— start INPUT —

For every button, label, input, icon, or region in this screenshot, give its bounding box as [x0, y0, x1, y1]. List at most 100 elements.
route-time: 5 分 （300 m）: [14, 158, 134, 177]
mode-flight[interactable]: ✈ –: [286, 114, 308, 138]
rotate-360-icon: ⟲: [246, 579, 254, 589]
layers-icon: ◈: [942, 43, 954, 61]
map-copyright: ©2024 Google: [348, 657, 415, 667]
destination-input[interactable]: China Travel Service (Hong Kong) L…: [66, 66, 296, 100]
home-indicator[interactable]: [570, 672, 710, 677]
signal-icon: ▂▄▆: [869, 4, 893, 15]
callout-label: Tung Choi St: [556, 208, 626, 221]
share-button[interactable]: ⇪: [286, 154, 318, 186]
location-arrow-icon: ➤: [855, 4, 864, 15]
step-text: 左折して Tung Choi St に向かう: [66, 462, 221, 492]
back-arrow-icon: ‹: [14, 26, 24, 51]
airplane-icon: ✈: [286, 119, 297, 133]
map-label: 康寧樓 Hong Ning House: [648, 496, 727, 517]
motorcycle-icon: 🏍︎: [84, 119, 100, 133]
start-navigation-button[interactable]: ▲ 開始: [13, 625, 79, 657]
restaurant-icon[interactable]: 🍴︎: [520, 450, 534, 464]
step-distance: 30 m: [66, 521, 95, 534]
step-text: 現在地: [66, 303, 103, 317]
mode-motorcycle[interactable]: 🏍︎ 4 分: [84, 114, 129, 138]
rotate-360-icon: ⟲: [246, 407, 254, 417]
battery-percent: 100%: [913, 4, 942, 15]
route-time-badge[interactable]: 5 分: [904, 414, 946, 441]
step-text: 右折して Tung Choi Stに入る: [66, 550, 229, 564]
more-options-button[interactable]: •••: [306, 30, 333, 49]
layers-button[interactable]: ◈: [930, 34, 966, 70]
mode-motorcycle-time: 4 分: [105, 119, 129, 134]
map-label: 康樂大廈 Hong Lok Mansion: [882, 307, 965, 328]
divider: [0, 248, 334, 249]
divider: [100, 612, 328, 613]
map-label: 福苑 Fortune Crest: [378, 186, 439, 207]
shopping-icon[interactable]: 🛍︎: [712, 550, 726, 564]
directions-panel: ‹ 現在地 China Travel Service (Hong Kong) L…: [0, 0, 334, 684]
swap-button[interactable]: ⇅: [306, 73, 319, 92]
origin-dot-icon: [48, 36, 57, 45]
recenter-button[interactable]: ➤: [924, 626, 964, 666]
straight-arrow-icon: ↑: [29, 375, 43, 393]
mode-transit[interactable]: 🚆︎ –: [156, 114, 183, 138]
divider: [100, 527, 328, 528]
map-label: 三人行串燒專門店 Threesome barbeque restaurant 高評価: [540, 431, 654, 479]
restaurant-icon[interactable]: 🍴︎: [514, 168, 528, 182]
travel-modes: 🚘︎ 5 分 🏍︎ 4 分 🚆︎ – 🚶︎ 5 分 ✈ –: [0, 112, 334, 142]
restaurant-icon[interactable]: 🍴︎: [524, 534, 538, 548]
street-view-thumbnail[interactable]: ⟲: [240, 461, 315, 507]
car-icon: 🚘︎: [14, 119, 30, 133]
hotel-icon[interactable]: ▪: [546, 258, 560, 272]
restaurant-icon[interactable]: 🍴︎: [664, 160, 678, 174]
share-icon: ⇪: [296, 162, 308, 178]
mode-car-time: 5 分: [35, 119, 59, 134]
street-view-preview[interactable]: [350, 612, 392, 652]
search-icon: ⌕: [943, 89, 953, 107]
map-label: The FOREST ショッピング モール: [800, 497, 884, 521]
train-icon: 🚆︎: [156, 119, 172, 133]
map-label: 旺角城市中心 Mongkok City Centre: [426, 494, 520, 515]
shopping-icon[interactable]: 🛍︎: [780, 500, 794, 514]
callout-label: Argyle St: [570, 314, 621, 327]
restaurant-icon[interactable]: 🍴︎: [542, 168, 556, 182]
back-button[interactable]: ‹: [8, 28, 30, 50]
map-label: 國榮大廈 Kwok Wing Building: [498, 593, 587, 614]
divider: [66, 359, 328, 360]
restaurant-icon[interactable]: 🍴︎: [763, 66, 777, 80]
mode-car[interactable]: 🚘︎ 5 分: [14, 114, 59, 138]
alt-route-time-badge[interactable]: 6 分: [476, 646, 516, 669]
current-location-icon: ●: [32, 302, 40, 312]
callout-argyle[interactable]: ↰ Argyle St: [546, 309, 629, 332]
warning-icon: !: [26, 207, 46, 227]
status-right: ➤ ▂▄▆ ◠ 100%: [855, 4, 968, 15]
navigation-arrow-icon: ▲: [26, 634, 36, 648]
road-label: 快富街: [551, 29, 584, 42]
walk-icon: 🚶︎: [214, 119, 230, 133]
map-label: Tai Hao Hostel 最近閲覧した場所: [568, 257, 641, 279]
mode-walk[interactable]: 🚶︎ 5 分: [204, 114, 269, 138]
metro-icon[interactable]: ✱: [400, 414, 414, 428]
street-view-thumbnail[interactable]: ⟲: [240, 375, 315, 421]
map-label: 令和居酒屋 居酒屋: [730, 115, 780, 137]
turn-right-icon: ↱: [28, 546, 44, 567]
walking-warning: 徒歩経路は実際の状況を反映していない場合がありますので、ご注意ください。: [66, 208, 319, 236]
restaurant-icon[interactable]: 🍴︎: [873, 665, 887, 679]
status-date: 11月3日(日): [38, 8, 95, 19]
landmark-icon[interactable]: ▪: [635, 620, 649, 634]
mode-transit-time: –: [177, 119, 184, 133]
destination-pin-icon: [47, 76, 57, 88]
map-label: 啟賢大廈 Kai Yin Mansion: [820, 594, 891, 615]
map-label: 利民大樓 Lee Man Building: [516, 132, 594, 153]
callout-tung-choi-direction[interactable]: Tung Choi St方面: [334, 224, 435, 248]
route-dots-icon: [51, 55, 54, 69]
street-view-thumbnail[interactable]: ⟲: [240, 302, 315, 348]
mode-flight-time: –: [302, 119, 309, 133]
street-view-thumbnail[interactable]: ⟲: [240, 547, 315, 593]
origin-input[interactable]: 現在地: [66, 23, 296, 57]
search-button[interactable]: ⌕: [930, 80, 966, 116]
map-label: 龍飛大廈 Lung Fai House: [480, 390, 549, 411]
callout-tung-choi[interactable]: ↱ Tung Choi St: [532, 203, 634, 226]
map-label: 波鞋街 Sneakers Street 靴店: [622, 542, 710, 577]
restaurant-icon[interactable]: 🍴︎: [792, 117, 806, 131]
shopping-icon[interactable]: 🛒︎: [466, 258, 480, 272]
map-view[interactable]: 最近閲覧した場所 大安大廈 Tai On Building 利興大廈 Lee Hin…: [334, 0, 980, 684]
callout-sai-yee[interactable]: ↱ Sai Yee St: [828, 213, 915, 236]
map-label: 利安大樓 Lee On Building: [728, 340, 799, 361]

— end INPUT —

§ REQUIRED TASK
Set down the data word for word, from the start through the line containing "divider: [0, 248, 334, 249]", including both ends.

§ EXERCISE ANSWER
For every button, label, input, icon, or region in this screenshot, give its bounding box as [x0, y0, x1, y1]. List at most 100 elements.
route-time: 5 分 （300 m）: [14, 158, 134, 177]
mode-flight[interactable]: ✈ –: [286, 114, 308, 138]
rotate-360-icon: ⟲: [246, 579, 254, 589]
layers-icon: ◈: [942, 43, 954, 61]
map-copyright: ©2024 Google: [348, 657, 415, 667]
destination-input[interactable]: China Travel Service (Hong Kong) L…: [66, 66, 296, 100]
home-indicator[interactable]: [570, 672, 710, 677]
signal-icon: ▂▄▆: [869, 4, 893, 15]
callout-label: Tung Choi St: [556, 208, 626, 221]
share-button[interactable]: ⇪: [286, 154, 318, 186]
location-arrow-icon: ➤: [855, 4, 864, 15]
step-text: 左折して Tung Choi St に向かう: [66, 462, 221, 492]
back-arrow-icon: ‹: [14, 26, 24, 51]
airplane-icon: ✈: [286, 119, 297, 133]
map-label: 康寧樓 Hong Ning House: [648, 496, 727, 517]
motorcycle-icon: 🏍︎: [84, 119, 100, 133]
start-navigation-button[interactable]: ▲ 開始: [13, 625, 79, 657]
restaurant-icon[interactable]: 🍴︎: [520, 450, 534, 464]
step-distance: 30 m: [66, 521, 95, 534]
step-text: 現在地: [66, 303, 103, 317]
mode-motorcycle[interactable]: 🏍︎ 4 分: [84, 114, 129, 138]
rotate-360-icon: ⟲: [246, 407, 254, 417]
battery-percent: 100%: [913, 4, 942, 15]
route-time-badge[interactable]: 5 分: [904, 414, 946, 441]
step-text: 右折して Tung Choi Stに入る: [66, 550, 229, 564]
more-options-button[interactable]: •••: [306, 30, 333, 49]
layers-button[interactable]: ◈: [930, 34, 966, 70]
mode-motorcycle-time: 4 分: [105, 119, 129, 134]
map-label: 康樂大廈 Hong Lok Mansion: [882, 307, 965, 328]
divider: [0, 248, 334, 249]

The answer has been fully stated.